What is needed: Find the lines holding the word "color" and collect them.

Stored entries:
━━━━━━━━━━━━━━━━
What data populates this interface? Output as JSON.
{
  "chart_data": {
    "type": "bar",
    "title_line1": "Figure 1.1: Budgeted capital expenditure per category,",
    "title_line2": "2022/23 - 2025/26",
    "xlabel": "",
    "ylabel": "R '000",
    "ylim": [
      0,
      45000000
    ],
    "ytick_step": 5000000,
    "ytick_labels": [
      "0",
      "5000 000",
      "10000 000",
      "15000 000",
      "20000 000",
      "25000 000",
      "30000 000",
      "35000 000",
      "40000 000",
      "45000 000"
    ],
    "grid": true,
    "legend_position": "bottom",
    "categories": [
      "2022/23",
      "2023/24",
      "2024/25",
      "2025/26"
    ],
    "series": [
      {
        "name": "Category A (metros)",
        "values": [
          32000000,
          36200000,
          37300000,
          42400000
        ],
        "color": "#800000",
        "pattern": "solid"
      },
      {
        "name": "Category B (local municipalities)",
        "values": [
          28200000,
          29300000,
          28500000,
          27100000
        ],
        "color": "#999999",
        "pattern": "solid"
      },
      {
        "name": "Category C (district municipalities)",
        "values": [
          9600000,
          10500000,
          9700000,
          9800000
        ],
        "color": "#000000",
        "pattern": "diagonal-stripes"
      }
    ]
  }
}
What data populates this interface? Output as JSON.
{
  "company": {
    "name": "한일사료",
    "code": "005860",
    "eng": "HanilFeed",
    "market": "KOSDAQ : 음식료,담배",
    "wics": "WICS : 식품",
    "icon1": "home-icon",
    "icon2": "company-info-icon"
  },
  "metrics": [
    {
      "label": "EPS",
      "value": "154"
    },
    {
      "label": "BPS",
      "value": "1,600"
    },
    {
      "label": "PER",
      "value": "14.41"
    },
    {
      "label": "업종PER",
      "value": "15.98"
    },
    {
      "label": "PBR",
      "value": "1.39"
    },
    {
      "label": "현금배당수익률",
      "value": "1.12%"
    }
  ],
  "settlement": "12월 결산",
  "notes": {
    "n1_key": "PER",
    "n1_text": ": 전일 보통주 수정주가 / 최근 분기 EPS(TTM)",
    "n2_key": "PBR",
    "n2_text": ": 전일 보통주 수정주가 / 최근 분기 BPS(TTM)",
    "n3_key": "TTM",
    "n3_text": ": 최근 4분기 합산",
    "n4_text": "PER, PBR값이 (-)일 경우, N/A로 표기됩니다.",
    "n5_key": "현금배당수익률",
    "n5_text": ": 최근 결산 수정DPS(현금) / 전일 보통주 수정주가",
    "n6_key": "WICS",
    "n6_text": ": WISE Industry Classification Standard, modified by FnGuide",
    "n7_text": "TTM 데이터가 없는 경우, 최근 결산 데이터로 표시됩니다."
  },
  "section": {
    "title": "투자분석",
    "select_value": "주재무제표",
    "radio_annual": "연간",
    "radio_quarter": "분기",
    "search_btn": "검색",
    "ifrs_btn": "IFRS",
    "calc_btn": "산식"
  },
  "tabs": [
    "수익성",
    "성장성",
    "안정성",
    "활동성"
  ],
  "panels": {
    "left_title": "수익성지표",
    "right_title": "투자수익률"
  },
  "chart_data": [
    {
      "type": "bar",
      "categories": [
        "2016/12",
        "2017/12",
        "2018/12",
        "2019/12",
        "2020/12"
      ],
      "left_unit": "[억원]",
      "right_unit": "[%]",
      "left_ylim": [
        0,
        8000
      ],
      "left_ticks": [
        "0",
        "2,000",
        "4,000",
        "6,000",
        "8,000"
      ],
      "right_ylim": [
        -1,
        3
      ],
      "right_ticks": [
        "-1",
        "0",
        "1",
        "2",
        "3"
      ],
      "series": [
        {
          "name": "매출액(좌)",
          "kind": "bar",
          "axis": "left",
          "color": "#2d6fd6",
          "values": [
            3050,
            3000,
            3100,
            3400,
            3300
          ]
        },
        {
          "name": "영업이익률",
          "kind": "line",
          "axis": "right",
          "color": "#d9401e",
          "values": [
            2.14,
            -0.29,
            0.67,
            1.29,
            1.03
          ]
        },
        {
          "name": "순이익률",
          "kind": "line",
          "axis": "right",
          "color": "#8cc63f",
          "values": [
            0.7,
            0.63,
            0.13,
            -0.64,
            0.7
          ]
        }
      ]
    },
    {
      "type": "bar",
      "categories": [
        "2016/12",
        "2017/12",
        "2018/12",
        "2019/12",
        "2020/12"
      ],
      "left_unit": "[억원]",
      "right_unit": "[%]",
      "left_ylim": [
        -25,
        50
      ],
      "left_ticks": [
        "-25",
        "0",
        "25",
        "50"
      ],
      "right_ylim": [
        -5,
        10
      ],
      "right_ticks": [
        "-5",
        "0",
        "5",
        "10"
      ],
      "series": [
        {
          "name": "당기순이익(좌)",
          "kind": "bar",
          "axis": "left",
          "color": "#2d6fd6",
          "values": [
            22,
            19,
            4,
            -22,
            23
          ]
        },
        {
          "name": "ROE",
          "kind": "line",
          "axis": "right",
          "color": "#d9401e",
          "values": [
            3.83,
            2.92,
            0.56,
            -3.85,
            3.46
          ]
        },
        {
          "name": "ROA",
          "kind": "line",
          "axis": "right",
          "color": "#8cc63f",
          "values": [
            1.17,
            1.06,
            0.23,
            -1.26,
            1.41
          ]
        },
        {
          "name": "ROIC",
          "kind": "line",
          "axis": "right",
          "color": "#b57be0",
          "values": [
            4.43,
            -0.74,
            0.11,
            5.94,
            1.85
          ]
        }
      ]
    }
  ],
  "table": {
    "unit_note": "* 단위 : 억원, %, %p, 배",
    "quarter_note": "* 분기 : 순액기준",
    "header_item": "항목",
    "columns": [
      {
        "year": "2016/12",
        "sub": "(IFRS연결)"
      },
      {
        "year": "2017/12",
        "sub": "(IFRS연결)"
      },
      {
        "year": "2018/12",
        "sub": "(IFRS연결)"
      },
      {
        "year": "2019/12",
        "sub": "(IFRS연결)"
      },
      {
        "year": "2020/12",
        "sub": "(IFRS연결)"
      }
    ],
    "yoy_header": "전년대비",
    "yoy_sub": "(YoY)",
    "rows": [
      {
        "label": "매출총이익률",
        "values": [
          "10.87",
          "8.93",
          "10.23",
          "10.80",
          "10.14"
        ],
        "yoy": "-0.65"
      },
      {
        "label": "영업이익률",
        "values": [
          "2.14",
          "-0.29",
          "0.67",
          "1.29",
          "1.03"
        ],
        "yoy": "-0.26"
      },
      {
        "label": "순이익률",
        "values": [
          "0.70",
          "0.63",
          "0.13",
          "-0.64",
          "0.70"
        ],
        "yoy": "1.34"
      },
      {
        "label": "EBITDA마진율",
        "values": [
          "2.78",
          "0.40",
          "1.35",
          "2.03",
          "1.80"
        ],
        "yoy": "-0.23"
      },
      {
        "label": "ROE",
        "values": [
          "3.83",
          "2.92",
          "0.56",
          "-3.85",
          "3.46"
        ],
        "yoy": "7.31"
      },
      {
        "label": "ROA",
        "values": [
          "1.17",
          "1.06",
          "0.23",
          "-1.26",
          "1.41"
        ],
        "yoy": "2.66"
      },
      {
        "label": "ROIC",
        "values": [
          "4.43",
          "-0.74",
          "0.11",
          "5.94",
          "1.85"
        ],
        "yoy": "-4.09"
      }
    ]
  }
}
━━━━━━━━━━━━━━━━
Final result:
        "color": "#800000",
        "color": "#999999",
        "color": "#000000",
          "color": "#2d6fd6",
          "color": "#d9401e",
          "color": "#8cc63f",
          "color": "#2d6fd6",
          "color": "#d9401e",
          "color": "#8cc63f",
          "color": "#b57be0",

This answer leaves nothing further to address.